Render each line of the rows below as one string in a JSON list, skipping blank lines and leaving out the pictures.

--------------------

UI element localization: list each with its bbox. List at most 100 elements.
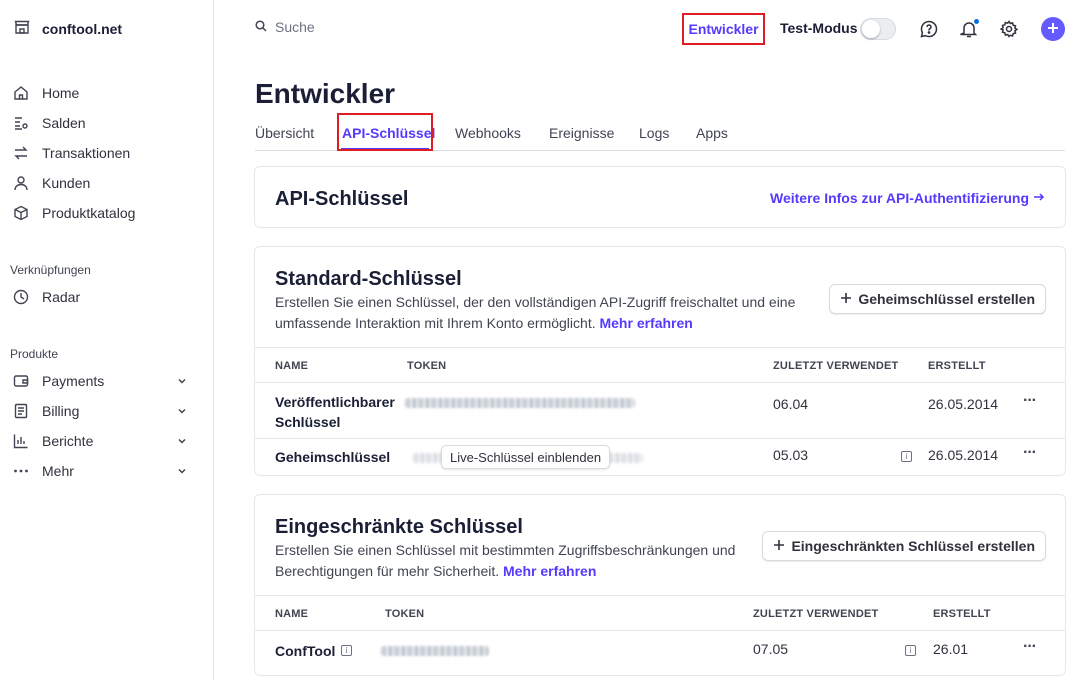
nav-label: Radar xyxy=(42,289,81,305)
table-row[interactable]: Geheimschlüssel Live-Schlüssel einblende… xyxy=(255,439,1065,475)
more-options-button[interactable]: ··· xyxy=(1023,444,1037,462)
key-name: Veröffentlichbarer Schlüssel xyxy=(275,392,395,432)
nav-label: Berichte xyxy=(42,433,94,449)
home-icon xyxy=(12,84,30,102)
created-date: 26.05.2014 xyxy=(928,396,999,412)
test-mode-toggle[interactable] xyxy=(860,18,896,40)
create-button[interactable] xyxy=(1041,17,1065,41)
sidebar: conftool.net Home Salden Transaktionen K… xyxy=(0,0,214,680)
token-masked[interactable] xyxy=(405,398,635,408)
nav-item-berichte[interactable]: Berichte xyxy=(12,427,202,455)
clock-icon xyxy=(12,288,30,306)
page-title: Entwickler xyxy=(255,78,396,109)
last-used: 05.03 xyxy=(773,447,809,463)
gear-icon[interactable] xyxy=(998,18,1020,40)
tab-overview[interactable]: Übersicht xyxy=(255,125,314,141)
nav-item-kunden[interactable]: Kunden xyxy=(12,169,202,197)
nav-item-produktkatalog[interactable]: Produktkatalog xyxy=(12,199,202,227)
nav-label: Billing xyxy=(42,403,80,419)
nav-item-billing[interactable]: Billing xyxy=(12,397,202,425)
bell-icon[interactable] xyxy=(958,18,980,40)
info-link-label: Weitere Infos zur API-Authentifizierung xyxy=(769,190,1029,206)
toggle-knob xyxy=(862,20,880,38)
shortcuts-heading: Verknüpfungen xyxy=(10,263,91,277)
column-header: ERSTELLT xyxy=(933,608,991,620)
account-switcher[interactable]: conftool.net xyxy=(14,19,122,38)
learn-more-link[interactable]: Mehr erfahren xyxy=(599,315,692,331)
column-header: TOKEN xyxy=(385,608,425,620)
standard-keys-description: Erstellen Sie einen Schlüssel, der den v… xyxy=(275,292,795,334)
nav-item-mehr[interactable]: Mehr xyxy=(12,457,202,485)
table-row[interactable]: ConfTool i 07.05 i 26.01 ··· xyxy=(255,631,1065,675)
column-header: ZULETZT VERWENDET xyxy=(753,608,879,620)
store-icon xyxy=(14,19,30,38)
column-header: NAME xyxy=(275,360,309,372)
table-header: NAME TOKEN ZULETZT VERWENDET ERSTELLT xyxy=(255,595,1065,631)
test-mode-label: Test-Modus xyxy=(780,20,858,36)
search-placeholder: Suche xyxy=(275,19,315,35)
plus-icon xyxy=(840,291,852,307)
last-used: 07.05 xyxy=(753,641,789,657)
last-used: 06.04 xyxy=(773,396,809,412)
tab-logs[interactable]: Logs xyxy=(639,125,669,141)
learn-more-link[interactable]: Mehr erfahren xyxy=(503,563,596,579)
table-row[interactable]: Veröffentlichbarer Schlüssel 06.04 26.05… xyxy=(255,383,1065,439)
create-secret-key-button[interactable]: Geheimschlüssel erstellen xyxy=(829,284,1046,314)
desc-line: Berechtigungen für mehr Sicherheit. xyxy=(275,563,500,579)
chevron-down-icon xyxy=(176,464,188,480)
box-icon xyxy=(12,204,30,222)
tab-webhooks[interactable]: Webhooks xyxy=(455,125,521,141)
nav-item-home[interactable]: Home xyxy=(12,79,202,107)
search-bar[interactable]: Suche xyxy=(255,19,315,35)
products-heading: Produkte xyxy=(10,347,59,361)
tab-events[interactable]: Ereignisse xyxy=(549,125,614,141)
plus-icon xyxy=(773,538,785,554)
arrow-right-icon xyxy=(1033,190,1045,206)
chevron-down-icon xyxy=(176,374,188,390)
chevron-down-icon xyxy=(176,404,188,420)
desc-line: Erstellen Sie einen Schlüssel mit bestim… xyxy=(275,542,736,558)
info-icon[interactable]: i xyxy=(905,645,916,656)
button-label: Geheimschlüssel erstellen xyxy=(858,291,1035,307)
token-masked[interactable] xyxy=(381,646,489,656)
nav-label: Home xyxy=(42,85,80,101)
api-keys-title: API-Schlüssel xyxy=(275,188,409,210)
account-name: conftool.net xyxy=(42,20,123,37)
nav-item-salden[interactable]: Salden xyxy=(12,109,202,137)
column-header: TOKEN xyxy=(407,360,447,372)
api-keys-card: API-Schlüssel Weitere Infos zur API-Auth… xyxy=(254,166,1066,228)
bar-chart-icon xyxy=(12,432,30,450)
nav-item-radar[interactable]: Radar xyxy=(12,283,202,311)
balance-icon xyxy=(12,114,30,132)
developer-link[interactable]: Entwickler xyxy=(682,13,765,45)
nav-label: Produktkatalog xyxy=(42,205,136,221)
more-options-button[interactable]: ··· xyxy=(1023,392,1037,410)
standard-keys-card: Standard-Schlüssel Erstellen Sie einen S… xyxy=(254,246,1066,476)
column-header: ZULETZT VERWENDET xyxy=(773,360,899,372)
restricted-keys-card: Eingeschränkte Schlüssel Erstellen Sie e… xyxy=(254,494,1066,676)
restricted-keys-title: Eingeschränkte Schlüssel xyxy=(275,516,523,538)
search-icon xyxy=(255,19,267,35)
nav-item-transaktionen[interactable]: Transaktionen xyxy=(12,139,202,167)
info-icon[interactable]: i xyxy=(901,451,912,462)
nav-label: Mehr xyxy=(42,463,74,479)
created-date: 26.01 xyxy=(933,641,969,657)
more-options-button[interactable]: ··· xyxy=(1023,638,1037,656)
nav-item-payments[interactable]: Payments xyxy=(12,367,202,395)
create-restricted-key-button[interactable]: Eingeschränkten Schlüssel erstellen xyxy=(762,531,1046,561)
nav-label: Transaktionen xyxy=(42,145,131,161)
key-name: ConfTool xyxy=(275,643,336,659)
tab-apps[interactable]: Apps xyxy=(696,125,728,141)
info-icon[interactable]: i xyxy=(341,645,352,656)
highlight-box xyxy=(337,113,433,151)
created-date: 26.05.2014 xyxy=(928,447,999,463)
nav-label: Salden xyxy=(42,115,86,131)
reveal-live-key-button[interactable]: Live-Schlüssel einblenden xyxy=(441,445,611,469)
plus-icon xyxy=(1047,21,1059,37)
help-icon[interactable] xyxy=(918,18,940,40)
document-icon xyxy=(12,402,30,420)
api-auth-info-link[interactable]: Weitere Infos zur API-Authentifizierung xyxy=(770,190,1045,206)
key-name-line: Schlüssel xyxy=(275,414,341,430)
nav-label: Payments xyxy=(42,373,105,389)
desc-line: umfassende Interaktion mit Ihrem Konto e… xyxy=(275,315,596,331)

--------------------

• SOLVED EXERCISE:
[
  "UI element localization: list each with its bbox. List at most 100 elements.",
  "nav-label: Radar xyxy=(42,289,81,305)",
  "table-row[interactable]: Geheimschlüssel Live-Schlüssel einblende… xyxy=(255,439,1065,475)",
  "more-options-button[interactable]: ··· xyxy=(1023,444,1037,462)",
  "key-name: Veröffentlichbarer Schlüssel xyxy=(275,392,395,432)",
  "nav-label: Berichte xyxy=(42,433,94,449)",
  "home-icon xyxy=(12,84,30,102)",
  "created-date: 26.05.2014 xyxy=(928,396,999,412)",
  "test-mode-toggle[interactable] xyxy=(860,18,896,40)",
  "create-button[interactable] xyxy=(1041,17,1065,41)",
  "sidebar: conftool.net Home Salden Transaktionen K… xyxy=(0,0,214,680)",
  "token-masked[interactable] xyxy=(405,398,635,408)",
  "nav-item-berichte[interactable]: Berichte xyxy=(12,427,202,455)",
  "clock-icon xyxy=(12,288,30,306)",
  "page-title: Entwickler xyxy=(255,78,396,109)",
  "last-used: 05.03 xyxy=(773,447,809,463)",
  "gear-icon[interactable] xyxy=(998,18,1020,40)",
  "tab-overview[interactable]: Übersicht xyxy=(255,125,314,141)",
  "nav-item-kunden[interactable]: Kunden xyxy=(12,169,202,197)",
  "nav-item-produktkatalog[interactable]: Produktkatalog xyxy=(12,199,202,227)",
  "nav-label: Billing xyxy=(42,403,80,419)",
  "nav-item-billing[interactable]: Billing xyxy=(12,397,202,425)",
  "bell-icon[interactable] xyxy=(958,18,980,40)",
  "info-link-label: Weitere Infos zur API-Authentifizierung xyxy=(769,190,1029,206)",
  "toggle-knob xyxy=(862,20,880,38)",
  "shortcuts-heading: Verknüpfungen xyxy=(10,263,91,277)",
  "column-header: ERSTELLT xyxy=(933,608,991,620)",
  "account-switcher[interactable]: conftool.net xyxy=(14,19,122,38)",
  "learn-more-link[interactable]: Mehr erfahren xyxy=(599,315,692,331)",
  "column-header: TOKEN xyxy=(385,608,425,620)",
  "standard-keys-description: Erstellen Sie einen Schlüssel, der den v… xyxy=(275,292,795,334)",
  "nav-item-mehr[interactable]: Mehr xyxy=(12,457,202,485)",
  "table-row[interactable]: ConfTool i 07.05 i 26.01 ··· xyxy=(255,631,1065,675)",
  "column-header: ZULETZT VERWENDET xyxy=(753,608,879,620)",
  "store-icon xyxy=(14,19,30,38)",
  "column-header: NAME xyxy=(275,360,309,372)",
  "table-header: NAME TOKEN ZULETZT VERWENDET ERSTELLT xyxy=(255,595,1065,631)",
  "test-mode-label: Test-Modus xyxy=(780,20,858,36)",
  "search-placeholder: Suche xyxy=(275,19,315,35)",
  "plus-icon xyxy=(840,291,852,307)",
  "last-used: 07.05 xyxy=(753,641,789,657)",
  "last-used: 06.04 xyxy=(773,396,809,412)",
  "tab-logs[interactable]: Logs xyxy=(639,125,669,141)",
  "learn-more-link[interactable]: Mehr erfahren xyxy=(503,563,596,579)",
  "table-row[interactable]: Veröffentlichbarer Schlüssel 06.04 26.05… xyxy=(255,383,1065,439)",
  "create-secret-key-button[interactable]: Geheimschlüssel erstellen xyxy=(829,284,1046,314)",
  "desc-line: Berechtigungen für mehr Sicherheit. xyxy=(275,563,500,579)",
  "chevron-down-icon xyxy=(176,464,188,480)",
  "box-icon xyxy=(12,204,30,222)",
  "tab-webhooks[interactable]: Webhooks xyxy=(455,125,521,141)",
  "nav-item-home[interactable]: Home xyxy=(12,79,202,107)",
  "search-bar[interactable]: Suche xyxy=(255,19,315,35)",
  "products-heading: Produkte xyxy=(10,347,59,361)",
  "tab-events[interactable]: Ereignisse xyxy=(549,125,614,141)",
  "plus-icon xyxy=(773,538,785,554)",
  "arrow-right-icon xyxy=(1033,190,1045,206)",
  "chevron-down-icon xyxy=(176,374,188,390)",
  "chevron-down-icon xyxy=(176,404,188,420)",
  "desc-line: Erstellen Sie einen Schlüssel mit bestim… xyxy=(275,542,736,558)",
  "info-icon[interactable]: i xyxy=(905,645,916,656)",
  "button-label: Geheimschlüssel erstellen xyxy=(858,291,1035,307)",
  "token-masked[interactable] xyxy=(381,646,489,656)",
  "nav-label: Home xyxy=(42,85,80,101)",
  "api-keys-title: API-Schlüssel xyxy=(275,188,409,210)",
  "account-name: conftool.net xyxy=(42,20,123,37)",
  "nav-item-salden[interactable]: Salden xyxy=(12,109,202,137)",
  "column-header: TOKEN xyxy=(407,360,447,372)",
  "api-keys-card: API-Schlüssel Weitere Infos zur API-Auth… xyxy=(254,166,1066,228)",
  "bar-chart-icon xyxy=(12,432,30,450)",
  "nav-item-radar[interactable]: Radar xyxy=(12,283,202,311)",
  "balance-icon xyxy=(12,114,30,132)",
  "developer-link[interactable]: Entwickler xyxy=(682,13,765,45)",
  "nav-label: Produktkatalog xyxy=(42,205,136,221)",
  "more-options-button[interactable]: ··· xyxy=(1023,392,1037,410)",
  "standard-keys-card: Standard-Schlüssel Erstellen Sie einen S… xyxy=(254,246,1066,476)",
  "column-header: ZULETZT VERWENDET xyxy=(773,360,899,372)",
  "restricted-keys-card: Eingeschränkte Schlüssel Erstellen Sie e… xyxy=(254,494,1066,676)",
  "restricted-keys-title: Eingeschränkte Schlüssel xyxy=(275,516,523,538)",
  "search-icon xyxy=(255,19,267,35)",
  "nav-item-transaktionen[interactable]: Transaktionen xyxy=(12,139,202,167)",
  "info-icon[interactable]: i xyxy=(901,451,912,462)",
  "nav-label: Mehr xyxy=(42,463,74,479)",
  "created-date: 26.01 xyxy=(933,641,969,657)",
  "more-options-button[interactable]: ··· xyxy=(1023,638,1037,656)",
  "nav-item-payments[interactable]: Payments xyxy=(12,367,202,395)",
  "create-restricted-key-button[interactable]: Eingeschränkten Schlüssel erstellen xyxy=(762,531,1046,561)",
  "nav-label: Transaktionen xyxy=(42,145,131,161)",
  "key-name: ConfTool xyxy=(275,643,336,659)",
  "tab-apps[interactable]: Apps xyxy=(696,125,728,141)",
  "info-icon[interactable]: i xyxy=(341,645,352,656)",
  "highlight-box xyxy=(337,113,433,151)",
  "created-date: 26.05.2014 xyxy=(928,447,999,463)",
  "nav-label: Salden xyxy=(42,115,86,131)",
  "reveal-live-key-button[interactable]: Live-Schlüssel einblenden xyxy=(441,445,611,469)",
  "plus-icon xyxy=(1047,21,1059,37)",
  "help-icon[interactable] xyxy=(918,18,940,40)",
  "document-icon xyxy=(12,402,30,420)",
  "api-auth-info-link[interactable]: Weitere Infos zur API-Authentifizierung xyxy=(770,190,1045,206)",
  "key-name-line: Schlüssel xyxy=(275,414,341,430)",
  "nav-label: Payments xyxy=(42,373,105,389)",
  "desc-line: umfassende Interaktion mit Ihrem Konto e… xyxy=(275,315,596,331)"
]